> [Task to complete] Look through the records and report how many lines include the word "structured", with no other words.

### Exercise material ###

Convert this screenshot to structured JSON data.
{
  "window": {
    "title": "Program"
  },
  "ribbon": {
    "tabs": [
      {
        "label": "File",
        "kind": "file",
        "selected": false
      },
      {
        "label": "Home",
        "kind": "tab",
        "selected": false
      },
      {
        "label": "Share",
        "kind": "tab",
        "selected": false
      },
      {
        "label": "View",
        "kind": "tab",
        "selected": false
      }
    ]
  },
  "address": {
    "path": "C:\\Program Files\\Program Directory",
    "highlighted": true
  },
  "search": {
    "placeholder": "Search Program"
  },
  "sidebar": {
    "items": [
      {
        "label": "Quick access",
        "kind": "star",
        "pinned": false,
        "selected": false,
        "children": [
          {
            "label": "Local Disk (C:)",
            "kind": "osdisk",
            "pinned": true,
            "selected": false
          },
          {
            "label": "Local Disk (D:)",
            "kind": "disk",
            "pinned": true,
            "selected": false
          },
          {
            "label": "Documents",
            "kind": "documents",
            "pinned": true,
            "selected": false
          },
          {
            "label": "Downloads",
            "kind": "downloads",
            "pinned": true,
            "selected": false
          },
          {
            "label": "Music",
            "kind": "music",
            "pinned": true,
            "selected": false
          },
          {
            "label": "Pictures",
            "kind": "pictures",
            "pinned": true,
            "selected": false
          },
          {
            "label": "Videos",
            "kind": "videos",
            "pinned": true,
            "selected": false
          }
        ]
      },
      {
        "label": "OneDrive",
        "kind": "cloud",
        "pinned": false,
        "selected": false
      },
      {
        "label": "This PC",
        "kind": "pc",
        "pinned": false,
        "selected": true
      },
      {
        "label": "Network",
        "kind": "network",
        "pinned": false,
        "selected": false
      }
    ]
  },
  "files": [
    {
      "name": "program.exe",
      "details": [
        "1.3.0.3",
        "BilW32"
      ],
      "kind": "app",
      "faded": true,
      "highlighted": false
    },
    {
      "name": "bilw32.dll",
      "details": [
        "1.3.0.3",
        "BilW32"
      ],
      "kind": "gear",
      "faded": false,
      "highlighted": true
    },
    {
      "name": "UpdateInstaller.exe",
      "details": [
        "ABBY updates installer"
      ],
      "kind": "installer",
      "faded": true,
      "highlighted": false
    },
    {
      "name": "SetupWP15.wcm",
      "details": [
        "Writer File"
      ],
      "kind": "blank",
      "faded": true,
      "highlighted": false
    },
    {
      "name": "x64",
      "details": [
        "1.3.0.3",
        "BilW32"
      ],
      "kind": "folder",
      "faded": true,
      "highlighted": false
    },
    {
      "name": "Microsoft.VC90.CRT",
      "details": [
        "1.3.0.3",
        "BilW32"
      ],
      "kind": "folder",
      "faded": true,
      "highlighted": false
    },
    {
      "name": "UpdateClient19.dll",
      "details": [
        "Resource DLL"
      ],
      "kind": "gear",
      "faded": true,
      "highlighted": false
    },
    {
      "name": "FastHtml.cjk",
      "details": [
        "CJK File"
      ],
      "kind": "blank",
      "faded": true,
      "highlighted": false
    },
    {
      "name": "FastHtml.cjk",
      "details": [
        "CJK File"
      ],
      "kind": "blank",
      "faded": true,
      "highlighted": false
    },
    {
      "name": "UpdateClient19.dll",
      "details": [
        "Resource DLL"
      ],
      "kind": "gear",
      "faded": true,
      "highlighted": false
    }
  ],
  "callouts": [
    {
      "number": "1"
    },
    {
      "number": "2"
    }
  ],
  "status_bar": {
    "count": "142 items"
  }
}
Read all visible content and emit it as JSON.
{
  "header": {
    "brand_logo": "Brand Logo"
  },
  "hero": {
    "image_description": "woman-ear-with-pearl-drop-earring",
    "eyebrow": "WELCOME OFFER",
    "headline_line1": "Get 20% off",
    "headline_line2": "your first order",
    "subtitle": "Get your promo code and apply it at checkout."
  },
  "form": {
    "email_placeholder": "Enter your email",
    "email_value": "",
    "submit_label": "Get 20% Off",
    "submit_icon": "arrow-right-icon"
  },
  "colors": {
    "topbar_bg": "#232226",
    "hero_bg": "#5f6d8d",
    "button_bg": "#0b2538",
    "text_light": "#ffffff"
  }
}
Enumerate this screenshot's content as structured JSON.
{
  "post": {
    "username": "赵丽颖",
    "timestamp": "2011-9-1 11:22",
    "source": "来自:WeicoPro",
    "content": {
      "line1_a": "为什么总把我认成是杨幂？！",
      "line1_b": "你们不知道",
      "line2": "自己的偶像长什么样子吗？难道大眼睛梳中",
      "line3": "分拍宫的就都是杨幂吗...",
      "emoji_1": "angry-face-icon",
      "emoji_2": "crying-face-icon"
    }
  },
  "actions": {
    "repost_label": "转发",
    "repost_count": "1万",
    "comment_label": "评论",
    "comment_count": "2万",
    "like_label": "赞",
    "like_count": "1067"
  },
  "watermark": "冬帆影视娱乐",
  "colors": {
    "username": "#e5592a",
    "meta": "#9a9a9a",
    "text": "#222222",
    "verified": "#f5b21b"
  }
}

###

> [Solved exercise] 2